Below are the records; copy each line in them that holds the word "from".

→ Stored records
○ ○ ○ ○

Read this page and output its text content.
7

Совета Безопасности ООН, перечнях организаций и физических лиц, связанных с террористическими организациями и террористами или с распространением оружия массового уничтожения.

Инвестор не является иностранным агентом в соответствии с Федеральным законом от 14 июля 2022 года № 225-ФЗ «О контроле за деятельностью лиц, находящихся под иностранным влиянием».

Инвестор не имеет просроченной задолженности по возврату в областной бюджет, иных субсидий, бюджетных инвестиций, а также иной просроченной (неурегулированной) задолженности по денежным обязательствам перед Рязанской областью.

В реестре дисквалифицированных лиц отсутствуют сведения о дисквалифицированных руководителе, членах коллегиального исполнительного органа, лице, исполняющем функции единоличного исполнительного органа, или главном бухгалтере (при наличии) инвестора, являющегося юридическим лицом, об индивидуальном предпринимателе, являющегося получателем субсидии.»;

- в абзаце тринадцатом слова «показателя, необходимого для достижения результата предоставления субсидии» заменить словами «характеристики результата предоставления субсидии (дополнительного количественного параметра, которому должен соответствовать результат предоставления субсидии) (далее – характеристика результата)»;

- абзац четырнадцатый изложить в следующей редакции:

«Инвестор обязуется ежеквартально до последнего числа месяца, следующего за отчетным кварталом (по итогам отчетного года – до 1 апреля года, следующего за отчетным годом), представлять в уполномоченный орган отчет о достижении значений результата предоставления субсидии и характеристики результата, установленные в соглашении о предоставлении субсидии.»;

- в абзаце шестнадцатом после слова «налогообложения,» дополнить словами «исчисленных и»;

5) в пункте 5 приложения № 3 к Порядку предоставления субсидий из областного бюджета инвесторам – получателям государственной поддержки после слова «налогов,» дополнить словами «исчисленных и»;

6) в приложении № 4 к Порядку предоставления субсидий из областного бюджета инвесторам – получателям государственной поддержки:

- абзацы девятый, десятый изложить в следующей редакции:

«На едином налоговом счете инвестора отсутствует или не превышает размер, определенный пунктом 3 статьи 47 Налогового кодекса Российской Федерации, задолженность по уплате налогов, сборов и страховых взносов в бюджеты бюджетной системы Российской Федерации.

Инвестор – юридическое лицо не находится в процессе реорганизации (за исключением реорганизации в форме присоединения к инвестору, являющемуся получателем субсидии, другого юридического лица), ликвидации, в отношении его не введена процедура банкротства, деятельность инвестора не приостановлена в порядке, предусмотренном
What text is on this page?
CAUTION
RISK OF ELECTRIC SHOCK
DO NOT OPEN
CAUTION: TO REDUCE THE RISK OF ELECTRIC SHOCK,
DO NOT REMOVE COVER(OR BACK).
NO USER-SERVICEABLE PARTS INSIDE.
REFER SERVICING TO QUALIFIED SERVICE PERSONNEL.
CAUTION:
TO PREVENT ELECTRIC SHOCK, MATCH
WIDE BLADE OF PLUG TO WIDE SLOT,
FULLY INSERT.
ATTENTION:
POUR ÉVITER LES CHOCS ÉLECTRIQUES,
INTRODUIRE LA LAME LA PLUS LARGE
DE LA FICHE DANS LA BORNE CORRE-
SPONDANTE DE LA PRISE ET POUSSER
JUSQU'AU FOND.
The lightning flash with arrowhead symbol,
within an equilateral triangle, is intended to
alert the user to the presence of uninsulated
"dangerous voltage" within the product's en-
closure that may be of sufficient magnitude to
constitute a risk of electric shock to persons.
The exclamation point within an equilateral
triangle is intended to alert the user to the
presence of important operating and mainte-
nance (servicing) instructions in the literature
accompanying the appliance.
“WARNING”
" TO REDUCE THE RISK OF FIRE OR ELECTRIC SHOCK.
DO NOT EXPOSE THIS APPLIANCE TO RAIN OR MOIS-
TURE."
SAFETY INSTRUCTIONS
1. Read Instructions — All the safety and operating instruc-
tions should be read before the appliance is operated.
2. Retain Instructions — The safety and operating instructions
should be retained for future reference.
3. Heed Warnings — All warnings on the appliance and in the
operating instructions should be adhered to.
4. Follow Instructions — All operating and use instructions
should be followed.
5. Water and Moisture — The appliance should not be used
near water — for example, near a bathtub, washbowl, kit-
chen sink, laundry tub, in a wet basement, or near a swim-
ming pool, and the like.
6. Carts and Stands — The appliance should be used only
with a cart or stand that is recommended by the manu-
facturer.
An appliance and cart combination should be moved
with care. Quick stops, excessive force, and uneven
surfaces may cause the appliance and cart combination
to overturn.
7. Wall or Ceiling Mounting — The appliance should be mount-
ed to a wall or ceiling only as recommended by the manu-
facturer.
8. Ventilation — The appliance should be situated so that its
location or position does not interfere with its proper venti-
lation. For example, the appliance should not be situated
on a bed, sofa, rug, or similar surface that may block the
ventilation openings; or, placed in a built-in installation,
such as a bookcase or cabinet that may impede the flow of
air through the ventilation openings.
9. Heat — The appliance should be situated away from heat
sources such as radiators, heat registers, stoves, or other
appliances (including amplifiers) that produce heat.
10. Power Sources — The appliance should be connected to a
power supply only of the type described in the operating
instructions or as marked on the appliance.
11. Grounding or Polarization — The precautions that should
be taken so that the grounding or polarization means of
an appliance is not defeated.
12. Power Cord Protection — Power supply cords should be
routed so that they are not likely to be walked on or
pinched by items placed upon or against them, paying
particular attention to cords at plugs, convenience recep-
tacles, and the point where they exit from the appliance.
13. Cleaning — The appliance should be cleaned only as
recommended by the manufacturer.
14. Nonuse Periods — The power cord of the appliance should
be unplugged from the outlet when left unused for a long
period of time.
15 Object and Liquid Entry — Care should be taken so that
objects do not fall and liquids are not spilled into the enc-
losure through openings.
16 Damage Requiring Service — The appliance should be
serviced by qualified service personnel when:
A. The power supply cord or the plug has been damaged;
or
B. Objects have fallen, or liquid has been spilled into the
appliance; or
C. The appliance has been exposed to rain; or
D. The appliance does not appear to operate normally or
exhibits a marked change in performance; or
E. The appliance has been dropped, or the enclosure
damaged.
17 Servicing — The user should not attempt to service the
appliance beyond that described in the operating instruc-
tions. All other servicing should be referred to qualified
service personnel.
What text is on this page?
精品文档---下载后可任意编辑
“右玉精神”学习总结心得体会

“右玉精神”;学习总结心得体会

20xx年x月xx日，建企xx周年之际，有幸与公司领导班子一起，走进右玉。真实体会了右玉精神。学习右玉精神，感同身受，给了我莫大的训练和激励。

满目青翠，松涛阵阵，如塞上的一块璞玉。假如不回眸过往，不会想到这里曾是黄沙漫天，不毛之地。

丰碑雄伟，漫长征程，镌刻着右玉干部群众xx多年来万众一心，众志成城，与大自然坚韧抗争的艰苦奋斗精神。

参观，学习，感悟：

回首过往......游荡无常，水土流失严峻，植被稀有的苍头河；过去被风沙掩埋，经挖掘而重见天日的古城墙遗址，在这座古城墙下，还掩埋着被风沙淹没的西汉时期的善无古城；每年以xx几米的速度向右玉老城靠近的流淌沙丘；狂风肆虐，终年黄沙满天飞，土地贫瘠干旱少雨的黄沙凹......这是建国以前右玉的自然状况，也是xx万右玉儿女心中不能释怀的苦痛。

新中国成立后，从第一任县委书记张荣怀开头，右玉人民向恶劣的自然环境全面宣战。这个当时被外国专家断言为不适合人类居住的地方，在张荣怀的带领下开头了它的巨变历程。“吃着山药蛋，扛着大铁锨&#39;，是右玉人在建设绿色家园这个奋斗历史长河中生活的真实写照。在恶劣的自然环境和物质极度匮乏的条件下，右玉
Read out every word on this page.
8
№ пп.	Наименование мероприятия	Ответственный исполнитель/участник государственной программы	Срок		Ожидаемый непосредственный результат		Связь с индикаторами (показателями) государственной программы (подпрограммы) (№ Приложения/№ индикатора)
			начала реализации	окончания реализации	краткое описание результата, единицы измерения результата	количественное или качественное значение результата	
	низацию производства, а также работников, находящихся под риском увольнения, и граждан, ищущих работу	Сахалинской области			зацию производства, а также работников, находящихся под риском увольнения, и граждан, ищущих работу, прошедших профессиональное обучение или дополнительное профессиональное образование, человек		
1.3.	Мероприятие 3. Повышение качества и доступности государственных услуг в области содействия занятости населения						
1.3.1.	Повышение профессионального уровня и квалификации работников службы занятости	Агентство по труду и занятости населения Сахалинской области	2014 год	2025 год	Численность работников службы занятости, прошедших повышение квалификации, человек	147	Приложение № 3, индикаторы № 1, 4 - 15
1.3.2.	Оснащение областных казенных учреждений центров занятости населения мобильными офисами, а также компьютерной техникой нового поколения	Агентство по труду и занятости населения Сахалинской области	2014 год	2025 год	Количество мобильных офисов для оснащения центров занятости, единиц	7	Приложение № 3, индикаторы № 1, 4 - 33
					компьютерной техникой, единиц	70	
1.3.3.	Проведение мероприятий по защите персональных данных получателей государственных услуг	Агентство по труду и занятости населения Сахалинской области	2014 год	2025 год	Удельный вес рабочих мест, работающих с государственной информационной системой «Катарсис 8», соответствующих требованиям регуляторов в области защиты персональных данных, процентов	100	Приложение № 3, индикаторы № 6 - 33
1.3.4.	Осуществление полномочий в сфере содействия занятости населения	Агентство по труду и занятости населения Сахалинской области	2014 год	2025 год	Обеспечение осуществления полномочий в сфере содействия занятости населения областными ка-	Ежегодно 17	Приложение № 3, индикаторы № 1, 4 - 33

○ ○ ○ ○

→ Task response
9. Heat — The appliance should be situated away from heat
tacles, and the point where they exit from the appliance.
be unplugged from the outlet when left unused for a long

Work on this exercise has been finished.